Will you write out all the entries below exactly?
** Begin Data supplied **
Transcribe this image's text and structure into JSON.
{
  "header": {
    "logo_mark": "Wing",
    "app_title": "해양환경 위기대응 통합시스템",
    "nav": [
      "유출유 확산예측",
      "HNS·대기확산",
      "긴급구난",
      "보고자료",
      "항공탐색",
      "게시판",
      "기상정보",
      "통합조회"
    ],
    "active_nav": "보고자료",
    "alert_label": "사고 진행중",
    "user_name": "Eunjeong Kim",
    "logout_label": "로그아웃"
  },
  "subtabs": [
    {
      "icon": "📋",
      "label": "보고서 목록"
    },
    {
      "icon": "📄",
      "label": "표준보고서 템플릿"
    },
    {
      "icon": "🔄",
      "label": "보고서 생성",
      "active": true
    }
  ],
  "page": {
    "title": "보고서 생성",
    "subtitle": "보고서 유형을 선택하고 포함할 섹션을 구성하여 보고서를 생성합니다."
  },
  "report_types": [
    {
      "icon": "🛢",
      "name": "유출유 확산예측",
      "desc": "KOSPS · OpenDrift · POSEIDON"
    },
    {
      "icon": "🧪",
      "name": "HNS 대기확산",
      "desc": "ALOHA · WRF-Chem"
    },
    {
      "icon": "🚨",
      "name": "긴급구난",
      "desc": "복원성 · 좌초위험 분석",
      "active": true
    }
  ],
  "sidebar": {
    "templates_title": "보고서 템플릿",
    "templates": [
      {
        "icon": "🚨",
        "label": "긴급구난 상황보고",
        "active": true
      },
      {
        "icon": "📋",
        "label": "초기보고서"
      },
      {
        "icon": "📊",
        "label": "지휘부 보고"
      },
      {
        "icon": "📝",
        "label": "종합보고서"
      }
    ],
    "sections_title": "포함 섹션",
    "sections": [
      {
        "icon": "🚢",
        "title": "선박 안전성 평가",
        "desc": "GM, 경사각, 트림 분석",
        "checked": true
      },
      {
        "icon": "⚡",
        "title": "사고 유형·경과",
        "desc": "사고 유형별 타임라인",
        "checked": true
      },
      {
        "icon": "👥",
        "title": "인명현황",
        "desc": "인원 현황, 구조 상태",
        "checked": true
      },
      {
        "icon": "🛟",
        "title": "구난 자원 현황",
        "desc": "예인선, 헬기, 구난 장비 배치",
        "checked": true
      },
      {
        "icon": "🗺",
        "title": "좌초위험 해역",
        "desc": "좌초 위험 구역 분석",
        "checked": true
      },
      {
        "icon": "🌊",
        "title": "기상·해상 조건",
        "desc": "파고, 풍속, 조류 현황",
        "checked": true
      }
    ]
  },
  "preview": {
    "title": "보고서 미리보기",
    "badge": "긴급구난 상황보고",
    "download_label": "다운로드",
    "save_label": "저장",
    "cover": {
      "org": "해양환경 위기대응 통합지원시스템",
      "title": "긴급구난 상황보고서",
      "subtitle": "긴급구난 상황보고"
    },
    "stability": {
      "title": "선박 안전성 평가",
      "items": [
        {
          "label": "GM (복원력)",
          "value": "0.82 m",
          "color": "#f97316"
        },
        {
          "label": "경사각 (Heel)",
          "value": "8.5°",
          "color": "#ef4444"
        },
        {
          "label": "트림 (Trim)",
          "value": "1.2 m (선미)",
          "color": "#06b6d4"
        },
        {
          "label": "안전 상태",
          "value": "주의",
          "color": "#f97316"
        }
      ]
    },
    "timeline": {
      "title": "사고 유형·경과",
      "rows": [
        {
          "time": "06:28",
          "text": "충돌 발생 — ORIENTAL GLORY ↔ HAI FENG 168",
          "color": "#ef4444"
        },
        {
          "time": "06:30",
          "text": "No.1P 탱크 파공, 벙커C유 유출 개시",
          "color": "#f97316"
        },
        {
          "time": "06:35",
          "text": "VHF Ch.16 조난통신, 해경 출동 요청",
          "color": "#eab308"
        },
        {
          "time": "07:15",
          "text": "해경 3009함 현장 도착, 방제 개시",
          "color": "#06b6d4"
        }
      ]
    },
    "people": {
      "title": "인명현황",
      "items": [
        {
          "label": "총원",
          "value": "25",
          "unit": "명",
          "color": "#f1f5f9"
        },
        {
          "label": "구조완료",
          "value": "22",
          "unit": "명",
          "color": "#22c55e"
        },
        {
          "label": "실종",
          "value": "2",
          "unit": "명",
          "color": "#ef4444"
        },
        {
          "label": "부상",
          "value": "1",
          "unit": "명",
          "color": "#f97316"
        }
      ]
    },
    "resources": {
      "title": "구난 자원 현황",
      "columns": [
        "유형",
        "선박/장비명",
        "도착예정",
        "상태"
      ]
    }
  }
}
** End Data supplied **
Output of the task
Transcribe this image's text and structure into JSON.
{
  "header": {
    "logo_mark": "Wing",
    "app_title": "해양환경 위기대응 통합시스템",
    "nav": [
      "유출유 확산예측",
      "HNS·대기확산",
      "긴급구난",
      "보고자료",
      "항공탐색",
      "게시판",
      "기상정보",
      "통합조회"
    ],
    "active_nav": "보고자료",
    "alert_label": "사고 진행중",
    "user_name": "Eunjeong Kim",
    "logout_label": "로그아웃"
  },
  "subtabs": [
    {
      "icon": "📋",
      "label": "보고서 목록"
    },
    {
      "icon": "📄",
      "label": "표준보고서 템플릿"
    },
    {
      "icon": "🔄",
      "label": "보고서 생성",
      "active": true
    }
  ],
  "page": {
    "title": "보고서 생성",
    "subtitle": "보고서 유형을 선택하고 포함할 섹션을 구성하여 보고서를 생성합니다."
  },
  "report_types": [
    {
      "icon": "🛢",
      "name": "유출유 확산예측",
      "desc": "KOSPS · OpenDrift · POSEIDON"
    },
    {
      "icon": "🧪",
      "name": "HNS 대기확산",
      "desc": "ALOHA · WRF-Chem"
    },
    {
      "icon": "🚨",
      "name": "긴급구난",
      "desc": "복원성 · 좌초위험 분석",
      "active": true
    }
  ],
  "sidebar": {
    "templates_title": "보고서 템플릿",
    "templates": [
      {
        "icon": "🚨",
        "label": "긴급구난 상황보고",
        "active": true
      },
      {
        "icon": "📋",
        "label": "초기보고서"
      },
      {
        "icon": "📊",
        "label": "지휘부 보고"
      },
      {
        "icon": "📝",
        "label": "종합보고서"
      }
    ],
    "sections_title": "포함 섹션",
    "sections": [
      {
        "icon": "🚢",
        "title": "선박 안전성 평가",
        "desc": "GM, 경사각, 트림 분석",
        "checked": true
      },
      {
        "icon": "⚡",
        "title": "사고 유형·경과",
        "desc": "사고 유형별 타임라인",
        "checked": true
      },
      {
        "icon": "👥",
        "title": "인명현황",
        "desc": "인원 현황, 구조 상태",
        "checked": true
      },
      {
        "icon": "🛟",
        "title": "구난 자원 현황",
        "desc": "예인선, 헬기, 구난 장비 배치",
        "checked": true
      },
      {
        "icon": "🗺",
        "title": "좌초위험 해역",
        "desc": "좌초 위험 구역 분석",
        "checked": true
      },
      {
        "icon": "🌊",
        "title": "기상·해상 조건",
        "desc": "파고, 풍속, 조류 현황",
        "checked": true
      }
    ]
  },
  "preview": {
    "title": "보고서 미리보기",
    "badge": "긴급구난 상황보고",
    "download_label": "다운로드",
    "save_label": "저장",
    "cover": {
      "org": "해양환경 위기대응 통합지원시스템",
      "title": "긴급구난 상황보고서",
      "subtitle": "긴급구난 상황보고"
    },
    "stability": {
      "title": "선박 안전성 평가",
      "items": [
        {
          "label": "GM (복원력)",
          "value": "0.82 m",
          "color": "#f97316"
        },
        {
          "label": "경사각 (Heel)",
          "value": "8.5°",
          "color": "#ef4444"
        },
        {
          "label": "트림 (Trim)",
          "value": "1.2 m (선미)",
          "color": "#06b6d4"
        },
        {
          "label": "안전 상태",
          "value": "주의",
          "color": "#f97316"
        }
      ]
    },
    "timeline": {
      "title": "사고 유형·경과",
      "rows": [
        {
          "time": "06:28",
          "text": "충돌 발생 — ORIENTAL GLORY ↔ HAI FENG 168",
          "color": "#ef4444"
        },
        {
          "time": "06:30",
          "text": "No.1P 탱크 파공, 벙커C유 유출 개시",
          "color": "#f97316"
        },
        {
          "time": "06:35",
          "text": "VHF Ch.16 조난통신, 해경 출동 요청",
          "color": "#eab308"
        },
        {
          "time": "07:15",
          "text": "해경 3009함 현장 도착, 방제 개시",
          "color": "#06b6d4"
        }
      ]
    },
    "people": {
      "title": "인명현황",
      "items": [
        {
          "label": "총원",
          "value": "25",
          "unit": "명",
          "color": "#f1f5f9"
        },
        {
          "label": "구조완료",
          "value": "22",
          "unit": "명",
          "color": "#22c55e"
        },
        {
          "label": "실종",
          "value": "2",
          "unit": "명",
          "color": "#ef4444"
        },
        {
          "label": "부상",
          "value": "1",
          "unit": "명",
          "color": "#f97316"
        }
      ]
    },
    "resources": {
      "title": "구난 자원 현황",
      "columns": [
        "유형",
        "선박/장비명",
        "도착예정",
        "상태"
      ]
    }
  }
}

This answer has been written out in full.